§ Source material
•••••

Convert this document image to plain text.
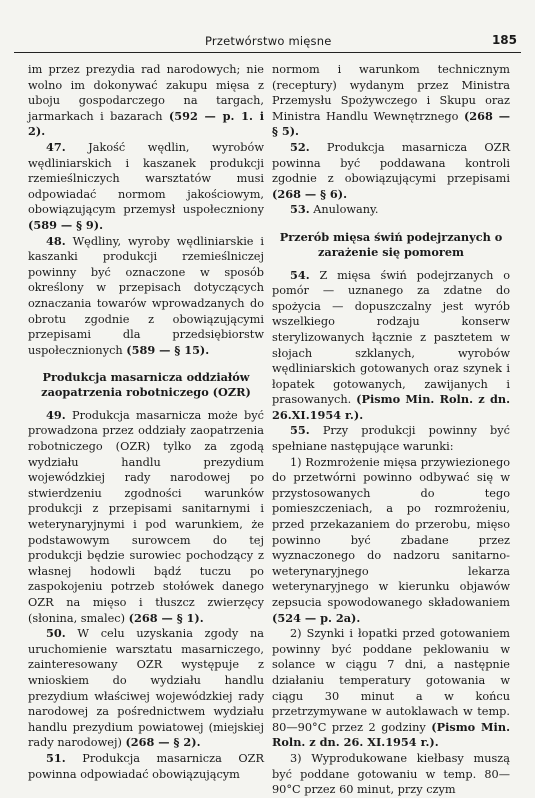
Przetwórstwo mięsne	185

im przez prezydia rad narodowych; nie wolno im dokonywać zakupu mięsa z uboju gospodarczego na targach, jarmarkach i bazarach (592 — p. 1. i 2).

47. Jakość wędlin, wyrobów wędliniarskich i kaszanek produkcji rzemieślniczych warsztatów musi odpowiadać normom jakościowym, obowiązującym przemysł uspołeczniony (589 — § 9).

48. Wędliny, wyroby wędliniarskie i kaszanki produkcji rzemieślniczej powinny być oznaczone w sposób określony w przepisach dotyczących oznaczania towarów wprowadzanych do obrotu zgodnie z obowiązującymi przepisami dla przedsiębiorstw uspołecznionych (589 — § 15).

Produkcja masarnicza oddziałów zaopatrzenia robotniczego (OZR)

49. Produkcja masarnicza może być prowadzona przez oddziały zaopatrzenia robotniczego (OZR) tylko za zgodą wydziału handlu prezydium wojewódzkiej rady narodowej po stwierdzeniu zgodności warunków produkcji z przepisami sanitarnymi i weterynaryjnymi i pod warunkiem, że podstawowym surowcem do tej produkcji będzie surowiec pochodzący z własnej hodowli bądź tuczu po zaspokojeniu potrzeb stołówek danego OZR na mięso i tłuszcz zwierzęcy (słonina, smalec) (268 — § 1).

50. W celu uzyskania zgody na uruchomienie warsztatu masarniczego, zainteresowany OZR występuje z wnioskiem do wydziału handlu prezydium właściwej wojewódzkiej rady narodowej za pośrednictwem wydziału handlu prezydium powiatowej (miejskiej rady narodowej) (268 — § 2).

51. Produkcja masarnicza OZR powinna odpowiadać obowiązującym

normom i warunkom technicznym (receptury) wydanym przez Ministra Przemysłu Spożywczego i Skupu oraz Ministra Handlu Wewnętrznego (268 — § 5).

52. Produkcja masarnicza OZR powinna być poddawana kontroli zgodnie z obowiązującymi przepisami (268 — § 6).

53. Anulowany.

Przerób mięsa świń podejrzanych o zarażenie się pomorem

54. Z mięsa świń podejrzanych o pomór — uznanego za zdatne do spożycia — dopuszczalny jest wyrób wszelkiego rodzaju konserw sterylizowanych łącznie z pasztetem w słojach szklanych, wyrobów wędliniarskich gotowanych oraz szynek i łopatek gotowanych, zawijanych i prasowanych. (Pismo Min. Roln. z dn. 26.XI.1954 r.).

55. Przy produkcji powinny być spełniane następujące warunki:

1) Rozmrożenie mięsa przywiezionego do przetwórni powinno odbywać się w przystosowanych do tego pomieszczeniach, a po rozmrożeniu, przed przekazaniem do przerobu, mięso powinno być zbadane przez wyznaczonego do nadzoru sanitarno-weterynaryjnego lekarza weterynaryjnego w kierunku objawów zepsucia spowodowanego składowaniem (524 — p. 2a).

2) Szynki i łopatki przed gotowaniem powinny być poddane peklowaniu w solance w ciągu 7 dni, a następnie działaniu temperatury gotowania w ciągu 30 minut a w końcu przetrzymywane w autoklawach w temp. 80—90°C przez 2 godziny (Pismo Min. Roln. z dn. 26. XI.1954 r.).

3) Wyprodukowane kiełbasy muszą być poddane gotowaniu w temp. 80—90°C przez 60 minut, przy czym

•••••

§ Task description
Report how many lines in these entries contain "odpowiadać". Answer with the number only.

§ Finished answer
2